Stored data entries
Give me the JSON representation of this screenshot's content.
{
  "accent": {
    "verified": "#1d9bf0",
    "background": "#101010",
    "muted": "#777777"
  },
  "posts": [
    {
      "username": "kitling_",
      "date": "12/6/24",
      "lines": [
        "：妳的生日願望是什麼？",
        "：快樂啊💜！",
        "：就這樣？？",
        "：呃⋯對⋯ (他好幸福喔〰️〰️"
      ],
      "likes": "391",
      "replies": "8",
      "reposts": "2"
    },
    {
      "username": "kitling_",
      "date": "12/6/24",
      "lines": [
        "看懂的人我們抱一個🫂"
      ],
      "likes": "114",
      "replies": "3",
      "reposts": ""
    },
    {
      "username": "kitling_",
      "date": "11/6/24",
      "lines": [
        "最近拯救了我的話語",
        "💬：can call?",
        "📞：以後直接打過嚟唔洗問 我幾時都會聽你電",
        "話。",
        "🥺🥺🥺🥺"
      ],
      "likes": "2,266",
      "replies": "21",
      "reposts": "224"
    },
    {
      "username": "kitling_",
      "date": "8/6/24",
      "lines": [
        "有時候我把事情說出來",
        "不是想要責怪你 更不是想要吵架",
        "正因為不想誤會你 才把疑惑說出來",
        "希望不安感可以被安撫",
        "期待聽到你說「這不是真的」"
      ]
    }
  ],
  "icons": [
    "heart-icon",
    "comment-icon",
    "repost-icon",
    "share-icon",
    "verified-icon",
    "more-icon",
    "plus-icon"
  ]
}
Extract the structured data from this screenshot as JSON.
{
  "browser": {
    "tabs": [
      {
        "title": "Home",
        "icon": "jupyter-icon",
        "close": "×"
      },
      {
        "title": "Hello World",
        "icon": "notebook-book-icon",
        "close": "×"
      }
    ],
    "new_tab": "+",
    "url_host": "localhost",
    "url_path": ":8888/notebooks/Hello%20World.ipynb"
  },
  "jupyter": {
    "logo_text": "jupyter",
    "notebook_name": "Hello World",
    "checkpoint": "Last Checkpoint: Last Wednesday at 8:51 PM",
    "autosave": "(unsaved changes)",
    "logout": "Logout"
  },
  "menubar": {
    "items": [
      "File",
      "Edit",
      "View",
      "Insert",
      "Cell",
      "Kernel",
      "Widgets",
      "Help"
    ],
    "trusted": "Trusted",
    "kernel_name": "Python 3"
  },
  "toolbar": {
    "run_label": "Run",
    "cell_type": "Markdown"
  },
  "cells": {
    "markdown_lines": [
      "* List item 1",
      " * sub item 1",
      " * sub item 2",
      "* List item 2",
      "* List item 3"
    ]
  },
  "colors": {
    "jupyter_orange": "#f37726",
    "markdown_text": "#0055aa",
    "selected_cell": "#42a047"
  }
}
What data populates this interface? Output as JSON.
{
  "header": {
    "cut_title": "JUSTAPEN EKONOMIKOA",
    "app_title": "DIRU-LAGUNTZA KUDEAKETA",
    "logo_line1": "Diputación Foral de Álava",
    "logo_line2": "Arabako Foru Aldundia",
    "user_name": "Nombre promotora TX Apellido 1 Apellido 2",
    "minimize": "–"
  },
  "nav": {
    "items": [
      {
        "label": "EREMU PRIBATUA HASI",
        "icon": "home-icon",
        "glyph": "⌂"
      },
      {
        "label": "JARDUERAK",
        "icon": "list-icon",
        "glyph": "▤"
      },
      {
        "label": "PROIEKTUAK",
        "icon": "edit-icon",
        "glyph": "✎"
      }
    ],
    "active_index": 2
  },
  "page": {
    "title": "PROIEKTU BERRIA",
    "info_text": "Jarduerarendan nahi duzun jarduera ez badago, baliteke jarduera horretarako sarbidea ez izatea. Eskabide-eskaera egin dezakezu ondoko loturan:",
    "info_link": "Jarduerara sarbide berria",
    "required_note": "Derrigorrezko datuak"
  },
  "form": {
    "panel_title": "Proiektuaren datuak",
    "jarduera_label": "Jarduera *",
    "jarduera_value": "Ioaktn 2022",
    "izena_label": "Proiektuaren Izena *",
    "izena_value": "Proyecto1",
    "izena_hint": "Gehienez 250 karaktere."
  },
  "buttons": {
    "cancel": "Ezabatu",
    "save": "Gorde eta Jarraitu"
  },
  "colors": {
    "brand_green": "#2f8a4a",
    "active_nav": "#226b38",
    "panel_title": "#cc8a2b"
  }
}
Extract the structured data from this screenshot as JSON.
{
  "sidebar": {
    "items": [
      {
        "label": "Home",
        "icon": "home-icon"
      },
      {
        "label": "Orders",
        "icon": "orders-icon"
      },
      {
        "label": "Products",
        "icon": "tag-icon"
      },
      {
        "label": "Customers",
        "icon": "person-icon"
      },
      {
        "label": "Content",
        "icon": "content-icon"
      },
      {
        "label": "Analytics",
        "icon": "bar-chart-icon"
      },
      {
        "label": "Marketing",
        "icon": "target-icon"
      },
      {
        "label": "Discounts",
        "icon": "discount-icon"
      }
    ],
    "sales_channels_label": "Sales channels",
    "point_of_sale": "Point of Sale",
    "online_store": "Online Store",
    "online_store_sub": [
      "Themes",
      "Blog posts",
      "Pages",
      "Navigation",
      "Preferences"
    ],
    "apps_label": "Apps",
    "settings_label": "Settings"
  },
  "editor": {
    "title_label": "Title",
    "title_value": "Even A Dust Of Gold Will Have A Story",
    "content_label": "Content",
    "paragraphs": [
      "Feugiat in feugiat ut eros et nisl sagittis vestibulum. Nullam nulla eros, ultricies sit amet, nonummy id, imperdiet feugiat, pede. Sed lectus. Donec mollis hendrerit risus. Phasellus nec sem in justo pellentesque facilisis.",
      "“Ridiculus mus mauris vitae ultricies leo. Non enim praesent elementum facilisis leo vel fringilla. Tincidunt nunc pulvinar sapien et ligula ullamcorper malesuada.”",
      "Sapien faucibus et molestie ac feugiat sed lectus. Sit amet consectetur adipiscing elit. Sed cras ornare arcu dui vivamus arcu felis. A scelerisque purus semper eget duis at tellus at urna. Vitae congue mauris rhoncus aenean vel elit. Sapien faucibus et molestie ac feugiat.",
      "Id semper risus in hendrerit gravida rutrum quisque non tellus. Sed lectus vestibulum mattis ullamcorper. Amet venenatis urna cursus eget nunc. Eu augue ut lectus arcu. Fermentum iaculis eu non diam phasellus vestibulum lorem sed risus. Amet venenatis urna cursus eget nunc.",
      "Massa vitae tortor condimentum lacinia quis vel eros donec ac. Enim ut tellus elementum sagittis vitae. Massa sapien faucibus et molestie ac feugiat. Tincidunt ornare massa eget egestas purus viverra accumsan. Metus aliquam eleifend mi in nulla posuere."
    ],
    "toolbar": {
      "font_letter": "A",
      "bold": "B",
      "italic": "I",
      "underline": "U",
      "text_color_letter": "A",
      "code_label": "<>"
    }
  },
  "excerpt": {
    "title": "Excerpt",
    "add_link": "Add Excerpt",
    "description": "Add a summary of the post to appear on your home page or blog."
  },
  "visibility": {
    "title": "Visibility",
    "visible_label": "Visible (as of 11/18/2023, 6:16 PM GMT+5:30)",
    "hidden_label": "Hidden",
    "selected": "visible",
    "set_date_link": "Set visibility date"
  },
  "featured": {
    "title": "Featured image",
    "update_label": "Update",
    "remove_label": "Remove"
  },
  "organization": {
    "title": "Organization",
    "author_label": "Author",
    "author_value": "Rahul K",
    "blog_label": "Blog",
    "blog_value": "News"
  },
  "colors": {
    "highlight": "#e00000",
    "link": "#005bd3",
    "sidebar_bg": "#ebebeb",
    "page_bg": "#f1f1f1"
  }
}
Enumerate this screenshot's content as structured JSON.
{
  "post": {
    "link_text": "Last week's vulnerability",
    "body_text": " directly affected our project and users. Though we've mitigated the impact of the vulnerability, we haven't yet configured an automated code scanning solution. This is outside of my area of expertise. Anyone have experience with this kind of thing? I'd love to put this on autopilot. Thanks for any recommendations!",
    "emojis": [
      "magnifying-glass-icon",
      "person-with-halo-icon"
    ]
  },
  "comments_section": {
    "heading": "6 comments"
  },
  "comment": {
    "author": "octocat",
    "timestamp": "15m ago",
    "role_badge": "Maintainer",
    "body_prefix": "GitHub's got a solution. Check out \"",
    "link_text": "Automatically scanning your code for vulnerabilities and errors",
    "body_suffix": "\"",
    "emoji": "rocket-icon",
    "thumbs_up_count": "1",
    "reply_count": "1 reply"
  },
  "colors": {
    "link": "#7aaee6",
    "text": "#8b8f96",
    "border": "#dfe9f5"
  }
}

**REQUEST**:
Give back, unchanged, every line from the one with "Enumerate this screenshot's" to the end of the entries above.

**THE SOLUTION**:
Enumerate this screenshot's content as structured JSON.
{
  "post": {
    "link_text": "Last week's vulnerability",
    "body_text": " directly affected our project and users. Though we've mitigated the impact of the vulnerability, we haven't yet configured an automated code scanning solution. This is outside of my area of expertise. Anyone have experience with this kind of thing? I'd love to put this on autopilot. Thanks for any recommendations!",
    "emojis": [
      "magnifying-glass-icon",
      "person-with-halo-icon"
    ]
  },
  "comments_section": {
    "heading": "6 comments"
  },
  "comment": {
    "author": "octocat",
    "timestamp": "15m ago",
    "role_badge": "Maintainer",
    "body_prefix": "GitHub's got a solution. Check out \"",
    "link_text": "Automatically scanning your code for vulnerabilities and errors",
    "body_suffix": "\"",
    "emoji": "rocket-icon",
    "thumbs_up_count": "1",
    "reply_count": "1 reply"
  },
  "colors": {
    "link": "#7aaee6",
    "text": "#8b8f96",
    "border": "#dfe9f5"
  }
}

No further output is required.